» Given instruction:
In the entries below, find the lines with the word "name" and copy them.

START The records

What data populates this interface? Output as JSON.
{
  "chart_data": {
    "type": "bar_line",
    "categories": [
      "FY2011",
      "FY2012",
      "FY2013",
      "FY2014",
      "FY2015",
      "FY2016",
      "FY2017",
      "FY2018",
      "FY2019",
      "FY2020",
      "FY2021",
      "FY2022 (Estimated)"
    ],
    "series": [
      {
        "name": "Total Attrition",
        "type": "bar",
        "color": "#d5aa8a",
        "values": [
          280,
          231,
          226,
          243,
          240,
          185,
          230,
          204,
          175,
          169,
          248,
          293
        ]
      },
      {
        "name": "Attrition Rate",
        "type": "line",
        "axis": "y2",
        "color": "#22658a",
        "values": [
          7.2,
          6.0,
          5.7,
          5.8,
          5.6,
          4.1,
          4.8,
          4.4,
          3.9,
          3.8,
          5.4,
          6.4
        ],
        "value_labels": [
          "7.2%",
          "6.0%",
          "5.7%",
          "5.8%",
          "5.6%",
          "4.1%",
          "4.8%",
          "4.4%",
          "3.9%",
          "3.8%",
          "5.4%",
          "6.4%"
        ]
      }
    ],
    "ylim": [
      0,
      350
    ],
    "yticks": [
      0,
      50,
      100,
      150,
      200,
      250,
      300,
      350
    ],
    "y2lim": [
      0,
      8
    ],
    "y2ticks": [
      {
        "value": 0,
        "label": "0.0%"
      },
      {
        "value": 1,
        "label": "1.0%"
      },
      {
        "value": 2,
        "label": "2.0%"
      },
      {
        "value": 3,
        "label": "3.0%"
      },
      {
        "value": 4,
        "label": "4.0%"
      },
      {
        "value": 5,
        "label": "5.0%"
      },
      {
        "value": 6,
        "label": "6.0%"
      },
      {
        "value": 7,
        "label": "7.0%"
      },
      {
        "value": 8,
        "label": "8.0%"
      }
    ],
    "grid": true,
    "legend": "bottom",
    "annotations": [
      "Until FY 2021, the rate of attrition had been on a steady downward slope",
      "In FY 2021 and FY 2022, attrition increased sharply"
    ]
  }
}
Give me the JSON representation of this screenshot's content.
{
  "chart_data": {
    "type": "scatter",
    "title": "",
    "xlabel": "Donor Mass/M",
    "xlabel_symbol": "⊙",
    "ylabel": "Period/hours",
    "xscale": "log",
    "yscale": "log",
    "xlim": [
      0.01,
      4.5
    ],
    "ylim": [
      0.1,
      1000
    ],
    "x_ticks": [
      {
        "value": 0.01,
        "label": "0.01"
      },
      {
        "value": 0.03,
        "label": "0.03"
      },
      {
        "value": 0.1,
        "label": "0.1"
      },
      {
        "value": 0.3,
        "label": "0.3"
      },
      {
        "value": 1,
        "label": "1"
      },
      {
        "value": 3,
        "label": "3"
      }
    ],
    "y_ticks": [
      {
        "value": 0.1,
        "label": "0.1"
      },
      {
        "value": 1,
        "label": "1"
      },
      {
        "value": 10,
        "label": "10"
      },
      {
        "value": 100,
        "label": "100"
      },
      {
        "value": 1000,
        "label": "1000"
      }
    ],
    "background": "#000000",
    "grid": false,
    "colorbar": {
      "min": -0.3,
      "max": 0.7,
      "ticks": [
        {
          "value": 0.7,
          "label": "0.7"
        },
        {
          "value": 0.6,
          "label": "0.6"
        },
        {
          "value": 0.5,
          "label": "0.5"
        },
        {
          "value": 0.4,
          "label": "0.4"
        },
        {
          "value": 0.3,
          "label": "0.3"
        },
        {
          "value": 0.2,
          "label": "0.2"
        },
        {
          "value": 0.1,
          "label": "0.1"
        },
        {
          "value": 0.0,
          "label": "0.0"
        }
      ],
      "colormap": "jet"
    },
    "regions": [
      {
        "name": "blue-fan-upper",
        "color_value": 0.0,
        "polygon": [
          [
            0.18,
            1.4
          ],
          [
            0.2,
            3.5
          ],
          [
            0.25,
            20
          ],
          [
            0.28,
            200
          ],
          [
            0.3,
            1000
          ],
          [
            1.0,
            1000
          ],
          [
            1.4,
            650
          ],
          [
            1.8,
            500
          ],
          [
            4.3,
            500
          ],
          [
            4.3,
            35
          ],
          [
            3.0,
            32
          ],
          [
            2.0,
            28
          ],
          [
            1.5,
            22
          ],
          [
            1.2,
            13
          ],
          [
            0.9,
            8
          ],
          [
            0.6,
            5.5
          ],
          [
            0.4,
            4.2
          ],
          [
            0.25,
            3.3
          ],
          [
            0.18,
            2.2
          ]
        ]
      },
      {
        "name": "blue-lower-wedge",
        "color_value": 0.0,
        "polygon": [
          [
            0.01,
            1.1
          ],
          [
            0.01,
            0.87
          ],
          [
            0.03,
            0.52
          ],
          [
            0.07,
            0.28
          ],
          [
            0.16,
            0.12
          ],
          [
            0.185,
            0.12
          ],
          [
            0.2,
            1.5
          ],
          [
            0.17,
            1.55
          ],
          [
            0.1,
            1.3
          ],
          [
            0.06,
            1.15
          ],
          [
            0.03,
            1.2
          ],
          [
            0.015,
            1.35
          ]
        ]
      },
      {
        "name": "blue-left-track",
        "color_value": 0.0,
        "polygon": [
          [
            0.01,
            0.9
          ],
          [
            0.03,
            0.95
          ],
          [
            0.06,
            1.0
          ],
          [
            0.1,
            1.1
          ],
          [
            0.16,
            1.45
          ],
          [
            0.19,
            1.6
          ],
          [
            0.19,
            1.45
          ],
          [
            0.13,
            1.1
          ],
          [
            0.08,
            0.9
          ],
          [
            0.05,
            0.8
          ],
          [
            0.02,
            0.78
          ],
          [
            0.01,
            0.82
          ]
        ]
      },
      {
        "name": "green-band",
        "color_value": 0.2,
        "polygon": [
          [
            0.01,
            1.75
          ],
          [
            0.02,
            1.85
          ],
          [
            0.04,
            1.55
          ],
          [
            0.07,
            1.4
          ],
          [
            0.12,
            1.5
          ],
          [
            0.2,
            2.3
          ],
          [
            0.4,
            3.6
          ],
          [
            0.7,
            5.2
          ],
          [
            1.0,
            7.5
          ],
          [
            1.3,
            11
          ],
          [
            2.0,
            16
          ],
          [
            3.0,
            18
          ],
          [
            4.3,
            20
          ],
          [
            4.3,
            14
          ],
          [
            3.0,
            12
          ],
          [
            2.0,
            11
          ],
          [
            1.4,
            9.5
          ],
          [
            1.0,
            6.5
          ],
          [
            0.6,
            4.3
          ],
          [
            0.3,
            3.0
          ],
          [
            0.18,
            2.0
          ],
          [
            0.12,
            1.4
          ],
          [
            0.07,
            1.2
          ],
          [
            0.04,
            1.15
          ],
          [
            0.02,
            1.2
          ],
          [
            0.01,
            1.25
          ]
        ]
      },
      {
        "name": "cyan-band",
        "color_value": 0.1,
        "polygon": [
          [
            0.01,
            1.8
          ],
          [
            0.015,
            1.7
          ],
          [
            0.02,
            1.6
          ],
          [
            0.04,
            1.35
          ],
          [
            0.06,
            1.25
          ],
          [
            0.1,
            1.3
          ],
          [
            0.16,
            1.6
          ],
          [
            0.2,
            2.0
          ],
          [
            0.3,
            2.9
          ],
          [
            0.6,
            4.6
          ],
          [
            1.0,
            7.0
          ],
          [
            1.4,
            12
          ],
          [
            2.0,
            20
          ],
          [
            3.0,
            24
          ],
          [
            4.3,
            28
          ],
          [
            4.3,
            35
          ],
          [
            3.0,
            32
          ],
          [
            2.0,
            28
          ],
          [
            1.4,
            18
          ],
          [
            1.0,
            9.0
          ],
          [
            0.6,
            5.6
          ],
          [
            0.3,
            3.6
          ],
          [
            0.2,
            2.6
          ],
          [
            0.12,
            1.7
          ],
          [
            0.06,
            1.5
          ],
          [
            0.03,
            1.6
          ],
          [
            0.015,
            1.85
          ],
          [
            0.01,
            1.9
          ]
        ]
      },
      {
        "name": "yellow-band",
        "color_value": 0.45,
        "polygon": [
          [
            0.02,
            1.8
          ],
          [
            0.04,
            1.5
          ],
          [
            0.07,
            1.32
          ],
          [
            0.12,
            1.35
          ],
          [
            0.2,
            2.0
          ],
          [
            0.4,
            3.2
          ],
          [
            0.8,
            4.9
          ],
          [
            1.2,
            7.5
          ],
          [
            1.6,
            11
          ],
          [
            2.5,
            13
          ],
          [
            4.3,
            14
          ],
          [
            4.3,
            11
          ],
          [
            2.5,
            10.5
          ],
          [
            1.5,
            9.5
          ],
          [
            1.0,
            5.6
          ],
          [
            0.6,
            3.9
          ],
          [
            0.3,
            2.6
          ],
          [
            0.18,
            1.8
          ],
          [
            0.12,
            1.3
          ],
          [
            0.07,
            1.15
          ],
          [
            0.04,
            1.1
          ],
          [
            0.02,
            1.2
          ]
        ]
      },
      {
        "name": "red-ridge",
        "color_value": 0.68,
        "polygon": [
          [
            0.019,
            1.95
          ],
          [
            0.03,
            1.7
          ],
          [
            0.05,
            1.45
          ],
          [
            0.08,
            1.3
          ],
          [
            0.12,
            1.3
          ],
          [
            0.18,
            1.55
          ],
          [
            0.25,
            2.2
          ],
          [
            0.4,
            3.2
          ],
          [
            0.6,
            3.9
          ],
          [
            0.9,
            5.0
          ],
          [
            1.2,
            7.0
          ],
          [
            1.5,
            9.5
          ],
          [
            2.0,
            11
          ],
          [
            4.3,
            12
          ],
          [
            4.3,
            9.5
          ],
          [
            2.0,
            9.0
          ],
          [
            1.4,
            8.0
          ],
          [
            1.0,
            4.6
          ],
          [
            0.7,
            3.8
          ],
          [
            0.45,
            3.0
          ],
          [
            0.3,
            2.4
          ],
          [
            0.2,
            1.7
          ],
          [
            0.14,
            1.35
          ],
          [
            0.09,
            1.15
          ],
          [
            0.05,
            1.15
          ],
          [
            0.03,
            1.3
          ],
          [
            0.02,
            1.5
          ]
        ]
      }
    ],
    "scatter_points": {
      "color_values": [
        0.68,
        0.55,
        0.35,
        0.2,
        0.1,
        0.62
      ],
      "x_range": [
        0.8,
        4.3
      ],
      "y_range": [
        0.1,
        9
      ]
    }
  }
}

END The records

» Right answer:
        "name": "Total Attrition",
        "name": "Attrition Rate",
        "name": "blue-fan-upper",
        "name": "blue-lower-wedge",
        "name": "blue-left-track",
        "name": "green-band",
        "name": "cyan-band",
        "name": "yellow-band",
        "name": "red-ridge",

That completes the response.